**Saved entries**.
[Start of Attachment]
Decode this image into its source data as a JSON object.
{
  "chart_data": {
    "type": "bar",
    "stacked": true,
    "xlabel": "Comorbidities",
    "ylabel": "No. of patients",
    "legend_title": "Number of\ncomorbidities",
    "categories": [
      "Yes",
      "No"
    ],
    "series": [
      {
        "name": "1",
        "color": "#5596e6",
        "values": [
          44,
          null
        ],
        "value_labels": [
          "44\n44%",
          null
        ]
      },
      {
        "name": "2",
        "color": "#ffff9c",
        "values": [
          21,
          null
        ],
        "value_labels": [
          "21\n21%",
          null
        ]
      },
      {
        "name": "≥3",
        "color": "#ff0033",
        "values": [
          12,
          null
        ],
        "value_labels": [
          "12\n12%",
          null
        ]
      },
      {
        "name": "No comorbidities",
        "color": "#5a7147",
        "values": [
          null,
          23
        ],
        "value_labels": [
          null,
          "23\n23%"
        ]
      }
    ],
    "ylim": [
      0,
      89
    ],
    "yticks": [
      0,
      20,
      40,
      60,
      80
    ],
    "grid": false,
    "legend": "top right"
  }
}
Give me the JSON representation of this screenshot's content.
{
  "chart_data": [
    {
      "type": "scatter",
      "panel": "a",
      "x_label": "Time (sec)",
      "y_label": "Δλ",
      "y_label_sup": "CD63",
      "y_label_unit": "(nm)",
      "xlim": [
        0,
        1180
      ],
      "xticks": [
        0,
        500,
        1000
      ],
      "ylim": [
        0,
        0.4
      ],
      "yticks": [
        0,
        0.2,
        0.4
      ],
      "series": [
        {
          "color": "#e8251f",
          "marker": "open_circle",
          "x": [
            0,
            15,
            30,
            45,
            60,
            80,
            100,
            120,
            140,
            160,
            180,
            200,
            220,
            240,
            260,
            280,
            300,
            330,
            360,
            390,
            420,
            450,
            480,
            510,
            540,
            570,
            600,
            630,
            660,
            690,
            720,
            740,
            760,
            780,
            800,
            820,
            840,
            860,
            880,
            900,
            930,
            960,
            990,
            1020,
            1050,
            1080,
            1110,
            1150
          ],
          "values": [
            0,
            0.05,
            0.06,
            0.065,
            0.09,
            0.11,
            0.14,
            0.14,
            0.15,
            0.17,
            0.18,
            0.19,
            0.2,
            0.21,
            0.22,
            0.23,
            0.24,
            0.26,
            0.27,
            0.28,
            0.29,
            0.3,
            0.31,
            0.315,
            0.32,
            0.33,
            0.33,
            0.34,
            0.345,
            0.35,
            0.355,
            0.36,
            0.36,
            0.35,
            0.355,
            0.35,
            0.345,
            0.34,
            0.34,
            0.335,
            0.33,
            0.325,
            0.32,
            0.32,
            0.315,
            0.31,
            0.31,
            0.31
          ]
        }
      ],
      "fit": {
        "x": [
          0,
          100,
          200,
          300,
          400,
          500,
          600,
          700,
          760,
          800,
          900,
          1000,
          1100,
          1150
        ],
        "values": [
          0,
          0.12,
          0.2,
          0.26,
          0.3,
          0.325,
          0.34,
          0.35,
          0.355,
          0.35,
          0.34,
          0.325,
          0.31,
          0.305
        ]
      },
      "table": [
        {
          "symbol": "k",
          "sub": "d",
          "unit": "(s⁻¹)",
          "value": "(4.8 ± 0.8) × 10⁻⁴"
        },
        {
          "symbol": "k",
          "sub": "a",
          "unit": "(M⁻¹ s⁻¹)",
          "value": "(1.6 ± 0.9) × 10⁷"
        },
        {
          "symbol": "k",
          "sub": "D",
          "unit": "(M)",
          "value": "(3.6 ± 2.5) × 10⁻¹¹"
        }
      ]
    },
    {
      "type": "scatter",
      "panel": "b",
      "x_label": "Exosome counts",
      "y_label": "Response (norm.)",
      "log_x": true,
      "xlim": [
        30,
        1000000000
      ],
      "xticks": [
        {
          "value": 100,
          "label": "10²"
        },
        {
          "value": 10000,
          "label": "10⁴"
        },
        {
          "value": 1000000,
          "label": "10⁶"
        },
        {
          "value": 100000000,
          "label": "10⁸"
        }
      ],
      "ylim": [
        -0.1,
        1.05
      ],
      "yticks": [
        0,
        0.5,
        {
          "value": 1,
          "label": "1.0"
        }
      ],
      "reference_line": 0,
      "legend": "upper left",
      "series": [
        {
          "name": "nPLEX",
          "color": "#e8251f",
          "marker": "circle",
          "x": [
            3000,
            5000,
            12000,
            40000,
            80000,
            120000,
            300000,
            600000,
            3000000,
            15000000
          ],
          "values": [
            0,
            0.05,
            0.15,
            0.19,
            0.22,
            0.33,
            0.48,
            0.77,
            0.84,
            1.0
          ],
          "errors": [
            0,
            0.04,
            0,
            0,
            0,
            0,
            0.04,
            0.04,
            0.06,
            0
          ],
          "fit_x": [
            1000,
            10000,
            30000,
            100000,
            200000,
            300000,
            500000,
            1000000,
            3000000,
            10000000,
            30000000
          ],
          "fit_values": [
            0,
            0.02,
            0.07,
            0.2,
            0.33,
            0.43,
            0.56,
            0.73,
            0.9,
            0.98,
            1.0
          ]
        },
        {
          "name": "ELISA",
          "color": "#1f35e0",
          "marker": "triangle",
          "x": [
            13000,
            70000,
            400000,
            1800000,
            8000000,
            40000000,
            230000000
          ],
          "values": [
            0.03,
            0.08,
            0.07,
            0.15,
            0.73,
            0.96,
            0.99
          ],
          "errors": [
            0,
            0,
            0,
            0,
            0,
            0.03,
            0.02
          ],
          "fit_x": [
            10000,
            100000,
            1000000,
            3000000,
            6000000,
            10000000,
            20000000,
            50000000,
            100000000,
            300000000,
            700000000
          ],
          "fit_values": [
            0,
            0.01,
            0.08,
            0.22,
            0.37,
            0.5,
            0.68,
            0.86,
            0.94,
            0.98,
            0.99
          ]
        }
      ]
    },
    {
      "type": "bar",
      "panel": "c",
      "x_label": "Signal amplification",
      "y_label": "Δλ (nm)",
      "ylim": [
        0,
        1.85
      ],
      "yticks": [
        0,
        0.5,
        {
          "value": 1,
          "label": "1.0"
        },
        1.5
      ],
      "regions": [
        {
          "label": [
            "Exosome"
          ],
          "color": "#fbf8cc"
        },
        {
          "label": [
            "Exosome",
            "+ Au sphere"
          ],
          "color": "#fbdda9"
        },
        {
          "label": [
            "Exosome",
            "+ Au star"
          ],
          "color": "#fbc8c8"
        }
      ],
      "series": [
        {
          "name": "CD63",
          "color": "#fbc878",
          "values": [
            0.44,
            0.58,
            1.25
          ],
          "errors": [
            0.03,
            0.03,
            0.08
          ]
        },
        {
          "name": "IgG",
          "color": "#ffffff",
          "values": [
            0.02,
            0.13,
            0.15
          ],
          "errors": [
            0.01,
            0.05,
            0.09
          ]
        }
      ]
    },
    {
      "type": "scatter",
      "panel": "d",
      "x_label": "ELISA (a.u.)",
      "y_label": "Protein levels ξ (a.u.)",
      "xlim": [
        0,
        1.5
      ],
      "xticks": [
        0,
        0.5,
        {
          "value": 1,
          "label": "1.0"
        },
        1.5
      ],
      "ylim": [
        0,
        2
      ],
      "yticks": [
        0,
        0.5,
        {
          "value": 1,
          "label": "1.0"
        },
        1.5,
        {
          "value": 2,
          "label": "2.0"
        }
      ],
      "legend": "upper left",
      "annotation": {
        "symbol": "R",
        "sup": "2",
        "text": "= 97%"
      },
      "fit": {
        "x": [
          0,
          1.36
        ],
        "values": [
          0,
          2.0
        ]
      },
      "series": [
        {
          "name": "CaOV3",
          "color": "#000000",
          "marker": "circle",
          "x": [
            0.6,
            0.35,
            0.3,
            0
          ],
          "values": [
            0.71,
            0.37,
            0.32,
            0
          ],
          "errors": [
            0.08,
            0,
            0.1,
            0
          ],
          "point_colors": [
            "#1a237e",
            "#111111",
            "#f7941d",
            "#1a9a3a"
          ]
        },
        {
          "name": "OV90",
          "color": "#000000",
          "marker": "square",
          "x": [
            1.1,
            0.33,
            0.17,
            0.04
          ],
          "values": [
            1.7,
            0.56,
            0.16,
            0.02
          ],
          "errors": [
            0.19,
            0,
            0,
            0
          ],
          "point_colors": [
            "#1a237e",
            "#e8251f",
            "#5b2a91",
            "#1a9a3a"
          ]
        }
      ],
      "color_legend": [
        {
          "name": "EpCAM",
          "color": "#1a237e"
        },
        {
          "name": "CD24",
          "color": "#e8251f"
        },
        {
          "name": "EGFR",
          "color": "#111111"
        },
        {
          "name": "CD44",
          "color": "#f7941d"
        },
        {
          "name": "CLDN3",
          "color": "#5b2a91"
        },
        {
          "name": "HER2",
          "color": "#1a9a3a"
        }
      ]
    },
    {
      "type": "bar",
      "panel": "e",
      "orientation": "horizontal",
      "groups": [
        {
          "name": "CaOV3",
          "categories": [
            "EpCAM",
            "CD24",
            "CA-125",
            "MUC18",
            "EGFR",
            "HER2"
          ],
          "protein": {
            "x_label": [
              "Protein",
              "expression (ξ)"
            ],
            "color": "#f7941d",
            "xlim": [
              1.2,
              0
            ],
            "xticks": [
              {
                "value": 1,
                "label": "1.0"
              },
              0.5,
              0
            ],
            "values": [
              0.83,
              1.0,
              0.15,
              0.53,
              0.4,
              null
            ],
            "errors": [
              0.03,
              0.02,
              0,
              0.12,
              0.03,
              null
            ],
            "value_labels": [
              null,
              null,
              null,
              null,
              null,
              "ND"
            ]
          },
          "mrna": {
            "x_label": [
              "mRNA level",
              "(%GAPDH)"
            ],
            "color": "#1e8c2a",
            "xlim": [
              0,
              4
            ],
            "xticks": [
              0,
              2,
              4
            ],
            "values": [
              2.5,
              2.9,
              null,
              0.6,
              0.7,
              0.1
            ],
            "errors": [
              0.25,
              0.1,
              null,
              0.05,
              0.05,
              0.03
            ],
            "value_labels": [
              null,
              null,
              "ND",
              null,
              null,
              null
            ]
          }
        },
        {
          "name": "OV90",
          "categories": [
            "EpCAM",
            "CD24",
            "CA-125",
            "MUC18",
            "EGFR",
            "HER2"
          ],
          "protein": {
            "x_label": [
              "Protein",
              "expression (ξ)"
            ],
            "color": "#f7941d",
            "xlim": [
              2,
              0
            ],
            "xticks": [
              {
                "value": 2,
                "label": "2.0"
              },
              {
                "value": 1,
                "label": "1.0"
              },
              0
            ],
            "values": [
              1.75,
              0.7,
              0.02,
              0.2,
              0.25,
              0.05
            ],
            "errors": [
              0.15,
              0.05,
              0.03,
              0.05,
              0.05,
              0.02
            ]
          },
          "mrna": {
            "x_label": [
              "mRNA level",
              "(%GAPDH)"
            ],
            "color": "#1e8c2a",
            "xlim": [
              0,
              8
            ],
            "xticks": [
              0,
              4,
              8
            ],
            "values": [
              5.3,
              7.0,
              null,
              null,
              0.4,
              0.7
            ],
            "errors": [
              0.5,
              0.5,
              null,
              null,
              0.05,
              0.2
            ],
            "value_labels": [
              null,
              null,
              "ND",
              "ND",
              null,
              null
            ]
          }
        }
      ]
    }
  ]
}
[End of Attachment]
**Task to complete**. From the data above, copy out every line with the string "Exosome" in it.

**Expected answer**.
      "x_label": "Exosome counts",
            "Exosome"
            "Exosome",
            "Exosome",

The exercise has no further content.